For the material that follows, list every line containing the word "aula".

— Begin Data for this exercise —

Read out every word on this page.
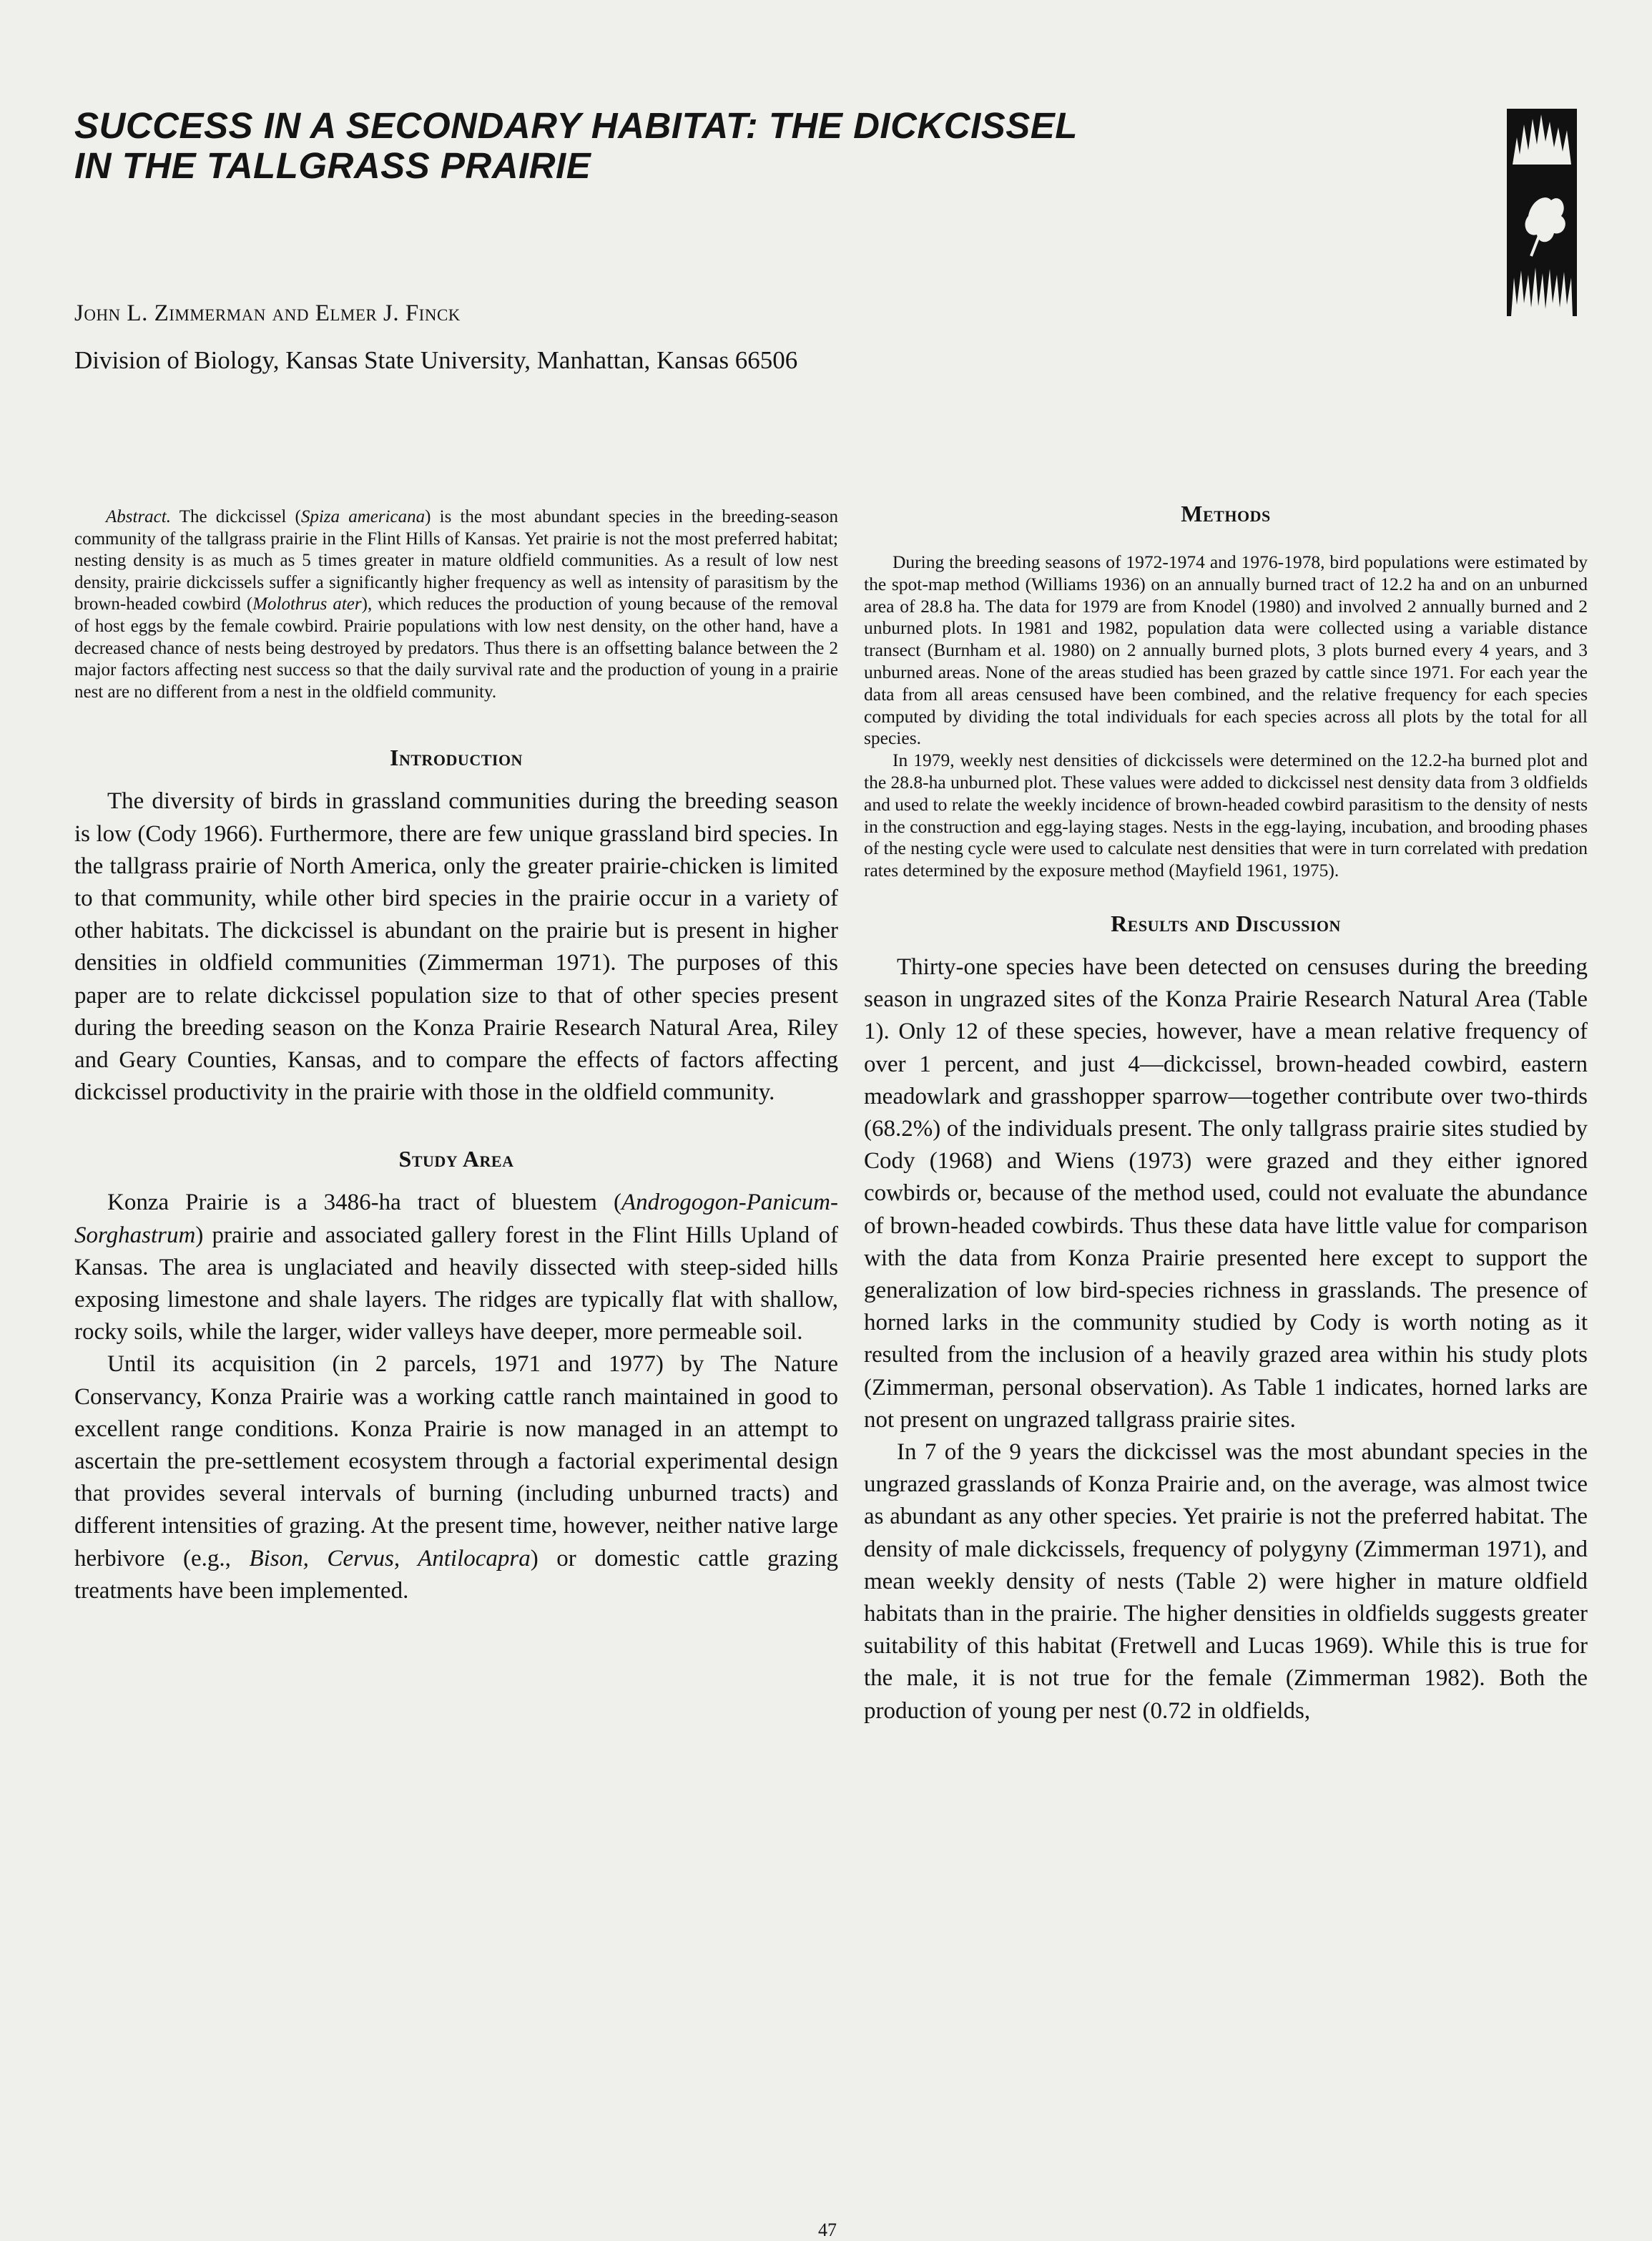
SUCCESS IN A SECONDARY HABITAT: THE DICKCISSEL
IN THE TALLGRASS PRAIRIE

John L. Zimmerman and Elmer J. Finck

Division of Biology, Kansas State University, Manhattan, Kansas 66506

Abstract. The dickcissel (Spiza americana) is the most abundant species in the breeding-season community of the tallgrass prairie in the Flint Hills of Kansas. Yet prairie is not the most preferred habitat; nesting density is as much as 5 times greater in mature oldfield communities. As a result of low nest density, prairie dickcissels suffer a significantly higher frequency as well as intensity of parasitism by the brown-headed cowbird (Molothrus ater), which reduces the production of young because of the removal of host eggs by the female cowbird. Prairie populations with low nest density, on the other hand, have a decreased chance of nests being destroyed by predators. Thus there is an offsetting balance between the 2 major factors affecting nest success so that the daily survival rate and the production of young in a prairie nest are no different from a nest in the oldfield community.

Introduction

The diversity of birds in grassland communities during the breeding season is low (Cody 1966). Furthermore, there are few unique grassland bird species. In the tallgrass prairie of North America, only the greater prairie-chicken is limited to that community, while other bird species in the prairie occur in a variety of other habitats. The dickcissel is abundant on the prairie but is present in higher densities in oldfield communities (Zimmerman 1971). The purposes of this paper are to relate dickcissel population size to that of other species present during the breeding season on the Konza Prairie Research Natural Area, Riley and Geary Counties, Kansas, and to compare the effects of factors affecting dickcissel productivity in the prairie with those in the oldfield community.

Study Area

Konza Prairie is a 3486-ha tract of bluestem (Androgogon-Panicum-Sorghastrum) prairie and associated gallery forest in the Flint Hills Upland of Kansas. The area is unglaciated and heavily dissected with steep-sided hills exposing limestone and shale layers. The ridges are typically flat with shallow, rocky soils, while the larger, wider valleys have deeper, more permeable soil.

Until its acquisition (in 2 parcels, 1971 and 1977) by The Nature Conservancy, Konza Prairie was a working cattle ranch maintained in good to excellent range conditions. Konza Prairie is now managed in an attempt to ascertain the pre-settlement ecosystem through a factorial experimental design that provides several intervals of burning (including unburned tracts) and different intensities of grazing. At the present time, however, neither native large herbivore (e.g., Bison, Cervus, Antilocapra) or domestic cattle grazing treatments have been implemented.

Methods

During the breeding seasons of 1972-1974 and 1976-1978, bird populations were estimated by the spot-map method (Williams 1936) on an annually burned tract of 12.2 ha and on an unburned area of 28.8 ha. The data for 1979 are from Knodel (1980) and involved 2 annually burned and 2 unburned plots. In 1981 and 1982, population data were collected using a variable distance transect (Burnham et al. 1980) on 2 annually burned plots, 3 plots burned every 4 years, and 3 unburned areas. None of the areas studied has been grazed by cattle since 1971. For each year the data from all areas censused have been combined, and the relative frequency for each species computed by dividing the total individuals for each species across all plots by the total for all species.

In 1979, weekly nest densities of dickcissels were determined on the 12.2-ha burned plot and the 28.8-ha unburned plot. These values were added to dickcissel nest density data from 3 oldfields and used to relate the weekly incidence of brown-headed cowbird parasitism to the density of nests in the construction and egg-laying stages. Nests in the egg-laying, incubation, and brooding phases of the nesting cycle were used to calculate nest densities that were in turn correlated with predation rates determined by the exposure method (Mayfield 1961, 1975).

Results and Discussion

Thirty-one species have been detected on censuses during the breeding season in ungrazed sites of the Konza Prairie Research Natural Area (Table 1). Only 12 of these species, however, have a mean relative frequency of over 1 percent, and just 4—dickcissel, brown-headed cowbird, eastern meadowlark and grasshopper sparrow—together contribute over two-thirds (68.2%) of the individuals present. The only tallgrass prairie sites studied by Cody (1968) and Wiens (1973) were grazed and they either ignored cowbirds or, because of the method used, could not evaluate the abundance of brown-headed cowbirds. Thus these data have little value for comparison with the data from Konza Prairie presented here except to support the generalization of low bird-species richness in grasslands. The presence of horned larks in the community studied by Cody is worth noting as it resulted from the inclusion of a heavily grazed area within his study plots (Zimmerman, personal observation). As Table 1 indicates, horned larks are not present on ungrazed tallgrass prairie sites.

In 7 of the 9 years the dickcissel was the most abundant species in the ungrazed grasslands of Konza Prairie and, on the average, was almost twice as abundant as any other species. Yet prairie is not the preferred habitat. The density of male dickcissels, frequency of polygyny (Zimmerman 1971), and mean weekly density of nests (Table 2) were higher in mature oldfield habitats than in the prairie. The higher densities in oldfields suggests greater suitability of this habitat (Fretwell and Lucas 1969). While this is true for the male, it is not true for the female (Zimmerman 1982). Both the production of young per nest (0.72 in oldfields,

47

— End Data for this exercise —
— Begin Data for this exercise —

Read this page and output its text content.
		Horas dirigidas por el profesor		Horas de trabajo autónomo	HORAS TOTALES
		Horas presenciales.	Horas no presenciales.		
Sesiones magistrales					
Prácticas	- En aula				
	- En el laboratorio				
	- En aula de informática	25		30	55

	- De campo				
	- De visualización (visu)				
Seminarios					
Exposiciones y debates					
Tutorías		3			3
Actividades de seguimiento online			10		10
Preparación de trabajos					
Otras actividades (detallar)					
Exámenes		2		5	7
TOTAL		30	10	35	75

— End Data for this exercise —

**Task response**
Prácticas	- En aula				
	- En aula de informática	25		30	55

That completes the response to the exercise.